Copy out each line that includes the word "Africa".

-- BEGIN --

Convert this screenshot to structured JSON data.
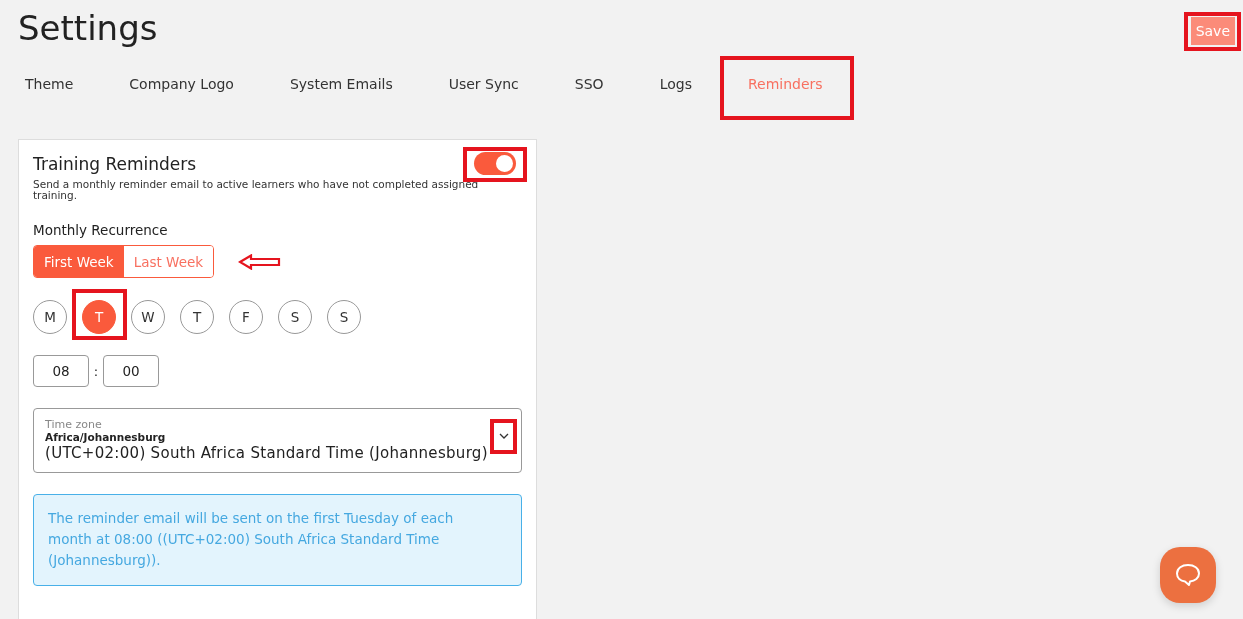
{
  "page": {
    "title": "Settings"
  },
  "save_button": {
    "label": "Save",
    "highlighted": true
  },
  "tabs": [
    {
      "label": "Theme",
      "selected": false,
      "highlighted": false
    },
    {
      "label": "Company Logo",
      "selected": false,
      "highlighted": false
    },
    {
      "label": "System Emails",
      "selected": false,
      "highlighted": false
    },
    {
      "label": "User Sync",
      "selected": false,
      "highlighted": false
    },
    {
      "label": "SSO",
      "selected": false,
      "highlighted": false
    },
    {
      "label": "Logs",
      "selected": false,
      "highlighted": false
    },
    {
      "label": "Reminders",
      "selected": true,
      "highlighted": true
    }
  ],
  "card": {
    "title": "Training Reminders",
    "enabled": true,
    "toggle_highlighted": true,
    "description": "Send a monthly reminder email to active learners who have not completed assigned training.",
    "recurrence_label": "Monthly Recurrence",
    "weeks": [
      {
        "label": "First Week",
        "selected": true
      },
      {
        "label": "Last Week",
        "selected": false
      }
    ],
    "days": [
      {
        "label": "M",
        "selected": false,
        "highlighted": false
      },
      {
        "label": "T",
        "selected": true,
        "highlighted": true
      },
      {
        "label": "W",
        "selected": false,
        "highlighted": false
      },
      {
        "label": "T",
        "selected": false,
        "highlighted": false
      },
      {
        "label": "F",
        "selected": false,
        "highlighted": false
      },
      {
        "label": "S",
        "selected": false,
        "highlighted": false
      },
      {
        "label": "S",
        "selected": false,
        "highlighted": false
      }
    ],
    "time": {
      "hour": "08",
      "separator": ":",
      "minute": "00"
    },
    "timezone": {
      "label": "Time zone",
      "value_title": "Africa/Johannesburg",
      "value": "(UTC+02:00) South Africa Standard Time (Johannesburg)",
      "chevron_highlighted": true
    },
    "info": "The reminder email will be sent on the first Tuesday of each month at 08:00 ((UTC+02:00) South Africa Standard Time (Johannesburg))."
  }
}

-- END --

Task answer:
      "value_title": "Africa/Johannesburg",
      "value": "(UTC+02:00) South Africa Standard Time (Johannesburg)",
    "info": "The reminder email will be sent on the first Tuesday of each month at 08:00 ((UTC+02:00) South Africa Standard Time (Johannesburg))."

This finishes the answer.